[Records]

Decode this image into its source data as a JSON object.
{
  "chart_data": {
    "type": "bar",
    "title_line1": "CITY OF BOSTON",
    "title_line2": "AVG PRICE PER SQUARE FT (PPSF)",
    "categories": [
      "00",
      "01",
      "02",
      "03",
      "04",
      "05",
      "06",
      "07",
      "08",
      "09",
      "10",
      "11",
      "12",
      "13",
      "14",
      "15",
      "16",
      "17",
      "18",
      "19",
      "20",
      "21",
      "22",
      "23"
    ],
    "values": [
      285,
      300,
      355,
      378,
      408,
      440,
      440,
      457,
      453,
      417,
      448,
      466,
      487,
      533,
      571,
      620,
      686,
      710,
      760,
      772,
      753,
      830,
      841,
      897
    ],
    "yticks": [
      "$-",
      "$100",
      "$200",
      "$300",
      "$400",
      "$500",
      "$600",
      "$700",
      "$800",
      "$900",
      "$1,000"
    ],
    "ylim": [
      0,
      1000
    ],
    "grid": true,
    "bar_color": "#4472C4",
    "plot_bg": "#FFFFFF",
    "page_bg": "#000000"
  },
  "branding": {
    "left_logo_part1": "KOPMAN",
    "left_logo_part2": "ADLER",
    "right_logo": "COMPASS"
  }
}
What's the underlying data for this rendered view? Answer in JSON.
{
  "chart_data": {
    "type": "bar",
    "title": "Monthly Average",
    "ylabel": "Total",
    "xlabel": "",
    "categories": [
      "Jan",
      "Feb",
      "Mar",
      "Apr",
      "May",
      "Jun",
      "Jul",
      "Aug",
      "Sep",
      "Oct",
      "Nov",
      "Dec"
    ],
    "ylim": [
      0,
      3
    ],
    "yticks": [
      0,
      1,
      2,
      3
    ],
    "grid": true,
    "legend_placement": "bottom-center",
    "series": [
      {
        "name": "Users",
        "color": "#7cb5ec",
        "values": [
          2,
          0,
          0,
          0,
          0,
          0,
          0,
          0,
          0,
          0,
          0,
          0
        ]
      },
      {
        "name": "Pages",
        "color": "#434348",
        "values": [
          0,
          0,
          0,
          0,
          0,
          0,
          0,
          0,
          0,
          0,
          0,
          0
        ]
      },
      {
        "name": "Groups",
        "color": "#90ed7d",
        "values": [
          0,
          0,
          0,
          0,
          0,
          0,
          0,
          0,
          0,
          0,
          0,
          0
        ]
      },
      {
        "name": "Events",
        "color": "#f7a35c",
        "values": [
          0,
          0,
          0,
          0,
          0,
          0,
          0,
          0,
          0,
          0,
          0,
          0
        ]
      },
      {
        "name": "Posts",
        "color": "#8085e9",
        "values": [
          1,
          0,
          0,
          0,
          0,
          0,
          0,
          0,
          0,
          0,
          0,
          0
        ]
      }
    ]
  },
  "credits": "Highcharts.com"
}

WHAT THE TASK ASKS>
Reproduce the records above exactly as they appear.

EXERCISE ANSWER>
Decode this image into its source data as a JSON object.
{
  "chart_data": {
    "type": "bar",
    "title_line1": "CITY OF BOSTON",
    "title_line2": "AVG PRICE PER SQUARE FT (PPSF)",
    "categories": [
      "00",
      "01",
      "02",
      "03",
      "04",
      "05",
      "06",
      "07",
      "08",
      "09",
      "10",
      "11",
      "12",
      "13",
      "14",
      "15",
      "16",
      "17",
      "18",
      "19",
      "20",
      "21",
      "22",
      "23"
    ],
    "values": [
      285,
      300,
      355,
      378,
      408,
      440,
      440,
      457,
      453,
      417,
      448,
      466,
      487,
      533,
      571,
      620,
      686,
      710,
      760,
      772,
      753,
      830,
      841,
      897
    ],
    "yticks": [
      "$-",
      "$100",
      "$200",
      "$300",
      "$400",
      "$500",
      "$600",
      "$700",
      "$800",
      "$900",
      "$1,000"
    ],
    "ylim": [
      0,
      1000
    ],
    "grid": true,
    "bar_color": "#4472C4",
    "plot_bg": "#FFFFFF",
    "page_bg": "#000000"
  },
  "branding": {
    "left_logo_part1": "KOPMAN",
    "left_logo_part2": "ADLER",
    "right_logo": "COMPASS"
  }
}
What's the underlying data for this rendered view? Answer in JSON.
{
  "chart_data": {
    "type": "bar",
    "title": "Monthly Average",
    "ylabel": "Total",
    "xlabel": "",
    "categories": [
      "Jan",
      "Feb",
      "Mar",
      "Apr",
      "May",
      "Jun",
      "Jul",
      "Aug",
      "Sep",
      "Oct",
      "Nov",
      "Dec"
    ],
    "ylim": [
      0,
      3
    ],
    "yticks": [
      0,
      1,
      2,
      3
    ],
    "grid": true,
    "legend_placement": "bottom-center",
    "series": [
      {
        "name": "Users",
        "color": "#7cb5ec",
        "values": [
          2,
          0,
          0,
          0,
          0,
          0,
          0,
          0,
          0,
          0,
          0,
          0
        ]
      },
      {
        "name": "Pages",
        "color": "#434348",
        "values": [
          0,
          0,
          0,
          0,
          0,
          0,
          0,
          0,
          0,
          0,
          0,
          0
        ]
      },
      {
        "name": "Groups",
        "color": "#90ed7d",
        "values": [
          0,
          0,
          0,
          0,
          0,
          0,
          0,
          0,
          0,
          0,
          0,
          0
        ]
      },
      {
        "name": "Events",
        "color": "#f7a35c",
        "values": [
          0,
          0,
          0,
          0,
          0,
          0,
          0,
          0,
          0,
          0,
          0,
          0
        ]
      },
      {
        "name": "Posts",
        "color": "#8085e9",
        "values": [
          1,
          0,
          0,
          0,
          0,
          0,
          0,
          0,
          0,
          0,
          0,
          0
        ]
      }
    ]
  },
  "credits": "Highcharts.com"
}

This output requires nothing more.